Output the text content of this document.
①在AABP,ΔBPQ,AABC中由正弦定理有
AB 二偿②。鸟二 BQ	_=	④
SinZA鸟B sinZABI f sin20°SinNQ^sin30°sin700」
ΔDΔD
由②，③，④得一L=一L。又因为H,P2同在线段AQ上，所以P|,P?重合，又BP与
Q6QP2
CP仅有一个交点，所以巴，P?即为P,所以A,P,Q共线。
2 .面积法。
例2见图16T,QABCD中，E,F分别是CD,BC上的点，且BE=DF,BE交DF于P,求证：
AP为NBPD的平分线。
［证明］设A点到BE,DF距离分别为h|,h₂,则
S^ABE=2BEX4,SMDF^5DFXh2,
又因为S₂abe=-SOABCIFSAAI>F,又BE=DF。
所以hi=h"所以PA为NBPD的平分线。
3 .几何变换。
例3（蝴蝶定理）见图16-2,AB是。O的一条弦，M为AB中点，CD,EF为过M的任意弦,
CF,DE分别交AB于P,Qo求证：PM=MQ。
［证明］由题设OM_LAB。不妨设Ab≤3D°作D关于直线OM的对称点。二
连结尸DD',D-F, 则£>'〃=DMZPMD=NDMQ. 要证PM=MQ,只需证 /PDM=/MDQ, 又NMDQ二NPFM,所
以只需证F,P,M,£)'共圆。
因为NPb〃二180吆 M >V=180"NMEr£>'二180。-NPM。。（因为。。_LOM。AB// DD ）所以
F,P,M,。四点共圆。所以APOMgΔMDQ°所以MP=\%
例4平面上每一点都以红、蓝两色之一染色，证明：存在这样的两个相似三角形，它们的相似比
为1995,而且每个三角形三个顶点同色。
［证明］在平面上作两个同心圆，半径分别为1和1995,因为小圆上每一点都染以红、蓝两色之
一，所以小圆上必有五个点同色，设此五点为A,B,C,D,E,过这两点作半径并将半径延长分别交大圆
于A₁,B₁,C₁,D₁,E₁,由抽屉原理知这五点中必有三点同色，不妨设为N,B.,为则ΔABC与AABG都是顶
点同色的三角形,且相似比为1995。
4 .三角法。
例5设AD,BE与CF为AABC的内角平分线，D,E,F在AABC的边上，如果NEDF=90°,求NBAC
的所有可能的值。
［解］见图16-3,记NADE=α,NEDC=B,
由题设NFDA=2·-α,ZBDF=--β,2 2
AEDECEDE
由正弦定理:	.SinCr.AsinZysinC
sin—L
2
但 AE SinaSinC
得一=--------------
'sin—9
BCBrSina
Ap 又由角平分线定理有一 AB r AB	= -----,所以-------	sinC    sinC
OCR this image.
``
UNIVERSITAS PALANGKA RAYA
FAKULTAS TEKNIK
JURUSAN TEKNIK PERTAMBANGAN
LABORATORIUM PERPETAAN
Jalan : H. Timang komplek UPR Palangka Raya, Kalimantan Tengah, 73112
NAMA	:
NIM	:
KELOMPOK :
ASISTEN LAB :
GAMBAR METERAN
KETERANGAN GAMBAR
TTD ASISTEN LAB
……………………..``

*PROBLEM TO WORK ON*
Collect each line above holding the string "TEKNIK".

*SOLUTION TO THIS PROBLEM*
FAKULTAS TEKNIK
JURUSAN TEKNIK PERTAMBANGAN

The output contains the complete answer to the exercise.